§ **Task objective**
Below are some records. Say in a single number how many of their lines include the word "Attachments".

§ **Material for this task**
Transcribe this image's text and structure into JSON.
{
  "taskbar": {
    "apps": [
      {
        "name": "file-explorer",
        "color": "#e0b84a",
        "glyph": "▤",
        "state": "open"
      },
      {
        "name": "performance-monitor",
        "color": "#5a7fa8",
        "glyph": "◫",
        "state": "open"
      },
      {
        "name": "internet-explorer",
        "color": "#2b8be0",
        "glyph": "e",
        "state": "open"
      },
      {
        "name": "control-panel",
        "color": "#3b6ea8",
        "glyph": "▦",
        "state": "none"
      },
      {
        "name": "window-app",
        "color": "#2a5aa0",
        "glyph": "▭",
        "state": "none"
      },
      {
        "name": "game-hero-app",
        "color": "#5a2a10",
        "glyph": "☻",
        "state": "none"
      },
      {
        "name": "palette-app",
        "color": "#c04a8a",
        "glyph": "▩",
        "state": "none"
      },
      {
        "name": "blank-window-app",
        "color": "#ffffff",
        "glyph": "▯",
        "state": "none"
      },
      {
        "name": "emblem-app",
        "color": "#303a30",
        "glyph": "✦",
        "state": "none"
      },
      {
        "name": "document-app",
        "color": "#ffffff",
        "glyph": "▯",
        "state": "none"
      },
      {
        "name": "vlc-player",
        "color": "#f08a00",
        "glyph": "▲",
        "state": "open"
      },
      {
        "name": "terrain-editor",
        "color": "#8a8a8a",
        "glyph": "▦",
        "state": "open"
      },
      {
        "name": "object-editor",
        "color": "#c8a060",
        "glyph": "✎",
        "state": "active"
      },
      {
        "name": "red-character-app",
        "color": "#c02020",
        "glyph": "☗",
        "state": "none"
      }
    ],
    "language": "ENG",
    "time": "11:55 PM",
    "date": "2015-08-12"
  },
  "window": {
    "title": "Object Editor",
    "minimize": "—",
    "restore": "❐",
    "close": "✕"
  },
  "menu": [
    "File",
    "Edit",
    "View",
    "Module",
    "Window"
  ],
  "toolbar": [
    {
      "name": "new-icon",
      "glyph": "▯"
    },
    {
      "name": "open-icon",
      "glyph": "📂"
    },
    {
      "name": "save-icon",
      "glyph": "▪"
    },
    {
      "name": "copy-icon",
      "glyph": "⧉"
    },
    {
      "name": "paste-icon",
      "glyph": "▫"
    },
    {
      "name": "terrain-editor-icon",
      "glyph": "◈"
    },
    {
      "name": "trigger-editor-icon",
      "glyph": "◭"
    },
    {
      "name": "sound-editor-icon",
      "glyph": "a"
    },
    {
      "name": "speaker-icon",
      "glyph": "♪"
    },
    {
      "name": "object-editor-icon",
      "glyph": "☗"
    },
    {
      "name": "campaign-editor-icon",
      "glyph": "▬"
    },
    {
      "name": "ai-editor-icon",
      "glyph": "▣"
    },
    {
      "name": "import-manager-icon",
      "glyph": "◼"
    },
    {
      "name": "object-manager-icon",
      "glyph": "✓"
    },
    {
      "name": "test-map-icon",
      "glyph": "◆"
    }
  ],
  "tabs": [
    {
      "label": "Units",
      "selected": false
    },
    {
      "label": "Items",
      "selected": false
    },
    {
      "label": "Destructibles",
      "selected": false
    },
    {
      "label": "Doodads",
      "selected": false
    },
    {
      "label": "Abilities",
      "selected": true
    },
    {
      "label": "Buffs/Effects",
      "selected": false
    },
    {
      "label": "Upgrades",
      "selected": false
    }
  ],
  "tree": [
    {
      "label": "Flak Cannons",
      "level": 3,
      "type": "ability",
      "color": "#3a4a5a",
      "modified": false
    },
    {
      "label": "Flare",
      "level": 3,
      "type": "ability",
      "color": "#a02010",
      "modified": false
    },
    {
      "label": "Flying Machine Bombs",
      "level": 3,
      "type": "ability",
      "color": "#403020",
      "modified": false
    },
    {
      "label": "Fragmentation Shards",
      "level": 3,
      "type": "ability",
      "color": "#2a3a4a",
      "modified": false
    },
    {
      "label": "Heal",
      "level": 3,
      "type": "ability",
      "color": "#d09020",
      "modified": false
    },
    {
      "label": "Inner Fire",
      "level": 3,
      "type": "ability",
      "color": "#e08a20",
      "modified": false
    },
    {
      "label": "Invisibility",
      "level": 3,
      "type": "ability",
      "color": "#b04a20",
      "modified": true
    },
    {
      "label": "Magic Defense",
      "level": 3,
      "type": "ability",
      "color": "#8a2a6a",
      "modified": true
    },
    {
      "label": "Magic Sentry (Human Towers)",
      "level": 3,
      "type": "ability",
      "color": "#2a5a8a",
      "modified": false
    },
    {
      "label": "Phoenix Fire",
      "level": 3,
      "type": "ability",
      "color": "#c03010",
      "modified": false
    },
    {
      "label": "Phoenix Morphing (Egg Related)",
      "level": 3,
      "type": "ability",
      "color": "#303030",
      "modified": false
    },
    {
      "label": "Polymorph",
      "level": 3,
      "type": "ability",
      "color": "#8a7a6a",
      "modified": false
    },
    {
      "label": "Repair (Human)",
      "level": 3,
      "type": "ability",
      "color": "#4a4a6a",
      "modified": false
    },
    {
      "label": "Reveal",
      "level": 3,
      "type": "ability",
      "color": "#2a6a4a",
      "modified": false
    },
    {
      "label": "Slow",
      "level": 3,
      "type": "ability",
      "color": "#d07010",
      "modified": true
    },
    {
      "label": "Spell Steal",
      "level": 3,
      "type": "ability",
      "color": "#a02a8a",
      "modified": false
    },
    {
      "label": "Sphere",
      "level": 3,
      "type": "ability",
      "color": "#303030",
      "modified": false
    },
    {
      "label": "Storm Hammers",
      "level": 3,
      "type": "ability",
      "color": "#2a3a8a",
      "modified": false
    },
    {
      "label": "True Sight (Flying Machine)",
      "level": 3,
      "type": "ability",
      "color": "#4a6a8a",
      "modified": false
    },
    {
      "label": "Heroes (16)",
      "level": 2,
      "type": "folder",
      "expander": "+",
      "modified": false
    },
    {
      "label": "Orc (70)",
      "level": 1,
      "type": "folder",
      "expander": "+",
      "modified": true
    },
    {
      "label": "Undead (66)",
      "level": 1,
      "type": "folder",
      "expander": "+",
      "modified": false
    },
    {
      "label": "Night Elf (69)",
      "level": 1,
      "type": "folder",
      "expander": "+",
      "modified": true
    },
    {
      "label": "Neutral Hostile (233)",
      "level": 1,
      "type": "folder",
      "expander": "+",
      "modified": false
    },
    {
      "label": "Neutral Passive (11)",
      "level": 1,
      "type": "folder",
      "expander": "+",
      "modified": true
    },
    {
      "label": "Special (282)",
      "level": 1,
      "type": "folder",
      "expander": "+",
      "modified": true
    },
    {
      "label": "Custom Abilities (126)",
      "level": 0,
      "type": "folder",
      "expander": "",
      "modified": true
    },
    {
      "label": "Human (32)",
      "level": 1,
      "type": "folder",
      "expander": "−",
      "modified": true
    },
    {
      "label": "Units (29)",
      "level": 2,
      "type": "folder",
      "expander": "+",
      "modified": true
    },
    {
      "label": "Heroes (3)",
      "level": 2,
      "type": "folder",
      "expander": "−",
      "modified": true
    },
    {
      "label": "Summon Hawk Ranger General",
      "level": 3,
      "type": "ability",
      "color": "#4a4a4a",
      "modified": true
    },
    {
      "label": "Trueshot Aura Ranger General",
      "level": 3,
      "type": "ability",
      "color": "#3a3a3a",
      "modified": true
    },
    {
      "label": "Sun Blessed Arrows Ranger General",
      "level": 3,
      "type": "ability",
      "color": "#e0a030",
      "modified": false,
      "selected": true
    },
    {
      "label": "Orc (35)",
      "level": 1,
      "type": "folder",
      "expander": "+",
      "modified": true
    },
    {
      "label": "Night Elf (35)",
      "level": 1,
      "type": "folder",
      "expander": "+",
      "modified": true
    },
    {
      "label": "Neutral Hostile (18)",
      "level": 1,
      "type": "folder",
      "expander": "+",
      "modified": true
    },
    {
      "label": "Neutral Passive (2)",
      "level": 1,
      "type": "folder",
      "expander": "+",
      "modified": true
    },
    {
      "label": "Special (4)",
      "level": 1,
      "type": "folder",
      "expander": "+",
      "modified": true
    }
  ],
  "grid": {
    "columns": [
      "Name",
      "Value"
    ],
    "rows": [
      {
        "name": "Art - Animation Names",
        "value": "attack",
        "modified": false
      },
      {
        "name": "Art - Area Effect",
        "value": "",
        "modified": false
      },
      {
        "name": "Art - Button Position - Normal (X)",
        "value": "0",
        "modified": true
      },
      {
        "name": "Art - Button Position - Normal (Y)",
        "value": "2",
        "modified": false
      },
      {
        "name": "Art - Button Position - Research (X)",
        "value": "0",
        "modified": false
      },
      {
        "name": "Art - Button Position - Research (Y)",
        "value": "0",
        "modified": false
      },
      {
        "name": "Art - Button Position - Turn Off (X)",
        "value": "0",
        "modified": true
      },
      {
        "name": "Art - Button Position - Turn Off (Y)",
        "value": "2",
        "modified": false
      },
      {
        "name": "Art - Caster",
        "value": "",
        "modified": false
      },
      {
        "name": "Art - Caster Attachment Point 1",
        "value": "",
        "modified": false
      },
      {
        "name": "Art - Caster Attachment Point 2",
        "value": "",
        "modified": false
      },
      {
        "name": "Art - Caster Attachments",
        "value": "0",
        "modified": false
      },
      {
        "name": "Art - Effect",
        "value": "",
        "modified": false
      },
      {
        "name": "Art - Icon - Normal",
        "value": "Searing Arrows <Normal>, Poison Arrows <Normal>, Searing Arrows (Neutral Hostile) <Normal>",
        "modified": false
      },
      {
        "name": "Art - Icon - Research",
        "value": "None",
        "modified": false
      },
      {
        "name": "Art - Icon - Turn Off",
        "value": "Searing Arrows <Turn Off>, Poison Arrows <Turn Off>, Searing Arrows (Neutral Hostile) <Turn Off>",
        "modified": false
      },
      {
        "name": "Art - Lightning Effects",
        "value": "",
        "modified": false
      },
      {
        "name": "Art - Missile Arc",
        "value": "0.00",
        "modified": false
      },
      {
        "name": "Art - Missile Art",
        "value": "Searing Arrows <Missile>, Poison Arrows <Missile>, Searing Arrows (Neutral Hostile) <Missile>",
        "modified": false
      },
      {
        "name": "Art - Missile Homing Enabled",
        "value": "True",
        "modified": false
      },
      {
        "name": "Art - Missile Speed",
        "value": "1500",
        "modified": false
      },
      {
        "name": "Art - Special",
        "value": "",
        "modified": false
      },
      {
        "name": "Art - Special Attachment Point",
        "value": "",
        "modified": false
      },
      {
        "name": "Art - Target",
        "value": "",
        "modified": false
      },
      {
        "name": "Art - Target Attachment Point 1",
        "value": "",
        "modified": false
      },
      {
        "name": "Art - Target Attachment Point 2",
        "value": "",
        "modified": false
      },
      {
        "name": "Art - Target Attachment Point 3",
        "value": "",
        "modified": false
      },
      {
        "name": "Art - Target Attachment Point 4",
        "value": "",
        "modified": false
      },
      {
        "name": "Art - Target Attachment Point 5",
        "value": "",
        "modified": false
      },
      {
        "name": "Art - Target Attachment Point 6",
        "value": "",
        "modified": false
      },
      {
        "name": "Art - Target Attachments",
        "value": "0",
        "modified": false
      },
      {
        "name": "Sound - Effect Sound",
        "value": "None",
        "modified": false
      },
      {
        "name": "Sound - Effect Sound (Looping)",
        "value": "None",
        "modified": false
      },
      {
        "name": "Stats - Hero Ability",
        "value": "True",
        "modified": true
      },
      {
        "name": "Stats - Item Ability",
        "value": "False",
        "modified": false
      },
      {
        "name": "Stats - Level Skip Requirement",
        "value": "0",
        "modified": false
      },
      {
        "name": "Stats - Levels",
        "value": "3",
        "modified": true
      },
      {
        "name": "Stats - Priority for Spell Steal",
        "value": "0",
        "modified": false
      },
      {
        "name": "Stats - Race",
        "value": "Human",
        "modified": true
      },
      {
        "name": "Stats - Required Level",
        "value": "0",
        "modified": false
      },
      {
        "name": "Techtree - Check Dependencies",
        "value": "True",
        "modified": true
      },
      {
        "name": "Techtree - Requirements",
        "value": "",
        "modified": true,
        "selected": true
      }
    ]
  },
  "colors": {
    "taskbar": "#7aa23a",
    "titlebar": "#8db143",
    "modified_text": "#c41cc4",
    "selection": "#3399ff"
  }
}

§ **Exercise result**
2